(Data records)
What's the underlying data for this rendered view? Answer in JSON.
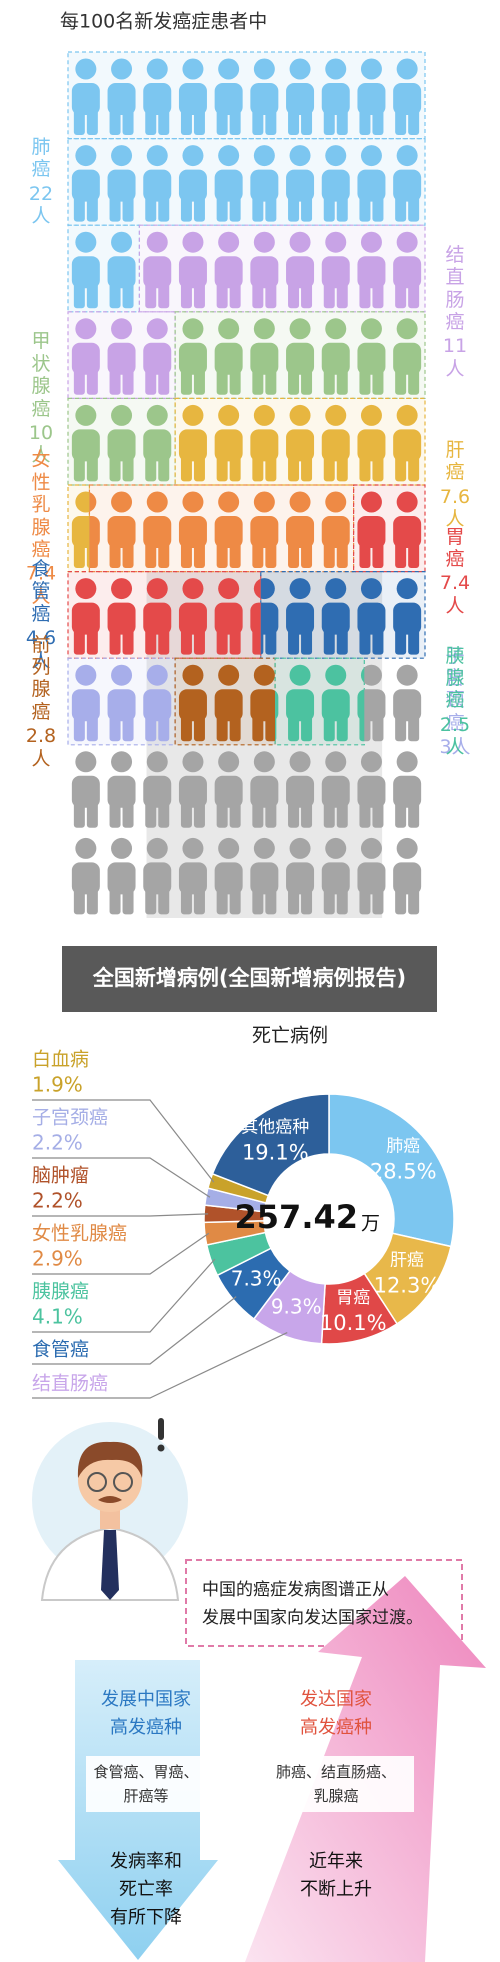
{
  "chart_data": [
    {
      "type": "pictograph",
      "title": "每100名新发癌症患者中",
      "categories": [
        "肺癌",
        "结直肠癌",
        "甲状腺癌",
        "肝癌",
        "女性乳腺癌",
        "胃癌",
        "食管癌",
        "子宫颈癌",
        "前列腺癌",
        "胰腺癌"
      ],
      "values": [
        22,
        11,
        10,
        7.6,
        7.4,
        7.4,
        4.6,
        3,
        2.8,
        2.5
      ],
      "value_labels": [
        "22人",
        "11人",
        "10人",
        "7.6人",
        "7.4人",
        "7.4人",
        "4.6人",
        "3人",
        "2.8人",
        "2.5人"
      ],
      "colors": [
        "#7cc6f0",
        "#c8a3e6",
        "#9cc68b",
        "#e7b640",
        "#ee8a45",
        "#e44a4a",
        "#2f6db2",
        "#a7aeea",
        "#b3621f",
        "#4cc2a0"
      ]
    },
    {
      "type": "pie",
      "title": "死亡病例",
      "categories": [
        "肺癌",
        "肝癌",
        "胃癌",
        "结直肠癌",
        "食管癌",
        "胰腺癌",
        "女性乳腺癌",
        "脑肿瘤",
        "子宫颈癌",
        "白血病",
        "其他癌种"
      ],
      "values": [
        28.5,
        12.3,
        10.1,
        9.3,
        7.3,
        4.1,
        2.9,
        2.2,
        2.2,
        1.9,
        19.1
      ],
      "value_labels": [
        "28.5%",
        "12.3%",
        "10.1%",
        "9.3%",
        "7.3%",
        "4.1%",
        "2.9%",
        "2.2%",
        "2.2%",
        "1.9%",
        "19.1%"
      ],
      "colors": [
        "#7cc6f0",
        "#e8b84a",
        "#e04848",
        "#c8a6ea",
        "#2c6cb0",
        "#4cc39f",
        "#e08a45",
        "#b0522a",
        "#a5aee6",
        "#c9a22a",
        "#2d5f9a"
      ],
      "donut": true,
      "center_value": "257.42",
      "center_unit": "万"
    }
  ],
  "caption": "全国新增病例(全国新增病例报告)",
  "illustration": {
    "speech": [
      "中国的癌症发病图谱正从",
      "发展中国家向发达国家过渡。"
    ],
    "developing": {
      "heading": [
        "发展中国家",
        "高发癌种"
      ],
      "cancers": [
        "食管癌、胃癌、",
        "肝癌等"
      ],
      "trend": [
        "发病率和",
        "死亡率",
        "有所下降"
      ]
    },
    "developed": {
      "heading": [
        "发达国家",
        "高发癌种"
      ],
      "cancers": [
        "肺癌、结直肠癌、",
        "乳腺癌"
      ],
      "trend": [
        "近年来",
        "不断上升"
      ]
    }
  }
}
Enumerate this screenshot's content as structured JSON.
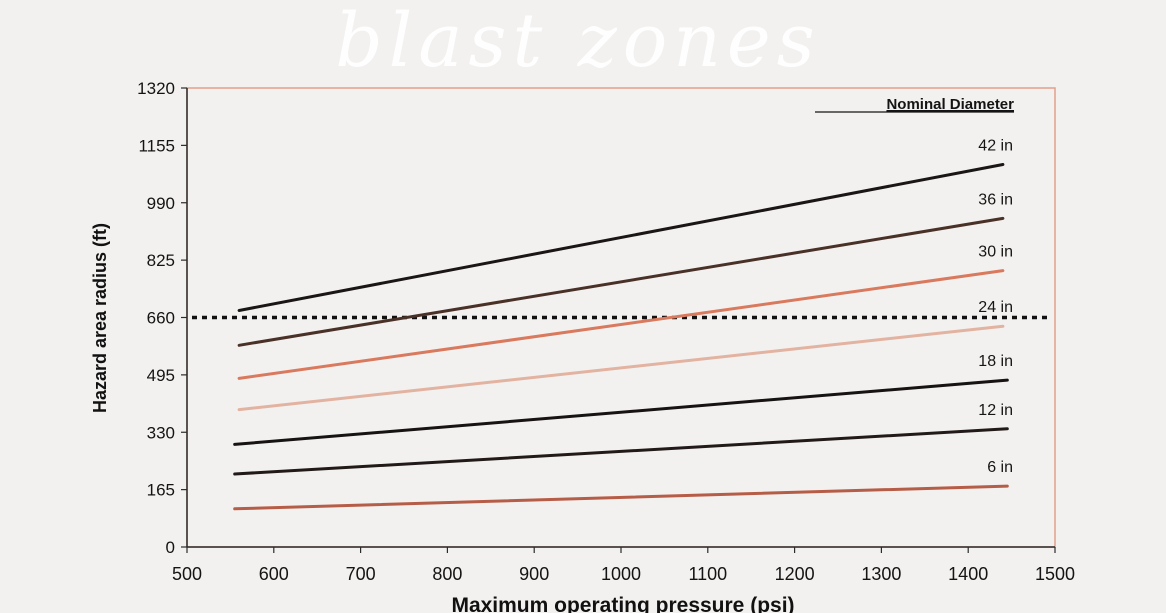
{
  "overlay_title": "blast zones",
  "chart_data": {
    "type": "line",
    "title": "",
    "xlabel": "Maximum operating pressure (psi)",
    "ylabel": "Hazard area radius (ft)",
    "xlim": [
      500,
      1500
    ],
    "ylim": [
      0,
      1320
    ],
    "x_ticks": [
      500,
      600,
      700,
      800,
      900,
      1000,
      1100,
      1200,
      1300,
      1400,
      1500
    ],
    "y_ticks": [
      0,
      165,
      330,
      495,
      660,
      825,
      990,
      1155,
      1320
    ],
    "grid": false,
    "legend_title": "Nominal Diameter",
    "legend_placement": "top-right",
    "reference_line": {
      "y": 660,
      "style": "dotted",
      "color": "#111111"
    },
    "series": [
      {
        "name": "42 in",
        "color": "#1a1615",
        "x": [
          560,
          1440
        ],
        "y": [
          680,
          1100
        ]
      },
      {
        "name": "36 in",
        "color": "#4a3128",
        "x": [
          560,
          1440
        ],
        "y": [
          580,
          945
        ]
      },
      {
        "name": "30 in",
        "color": "#d97a5e",
        "x": [
          560,
          1440
        ],
        "y": [
          485,
          795
        ]
      },
      {
        "name": "24 in",
        "color": "#e3b3a1",
        "x": [
          560,
          1440
        ],
        "y": [
          395,
          635
        ]
      },
      {
        "name": "18 in",
        "color": "#161312",
        "x": [
          555,
          1445
        ],
        "y": [
          295,
          480
        ]
      },
      {
        "name": "12 in",
        "color": "#211a18",
        "x": [
          555,
          1445
        ],
        "y": [
          210,
          340
        ]
      },
      {
        "name": "6 in",
        "color": "#b65d47",
        "x": [
          555,
          1445
        ],
        "y": [
          110,
          175
        ]
      }
    ]
  }
}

● Task instructions
Go over the data above and copy every line that has the word "JSON" in it.

● Written reply
What's the underlying data for this rendered view? Answer in JSON.
Enumerate this screenshot's content as structured JSON.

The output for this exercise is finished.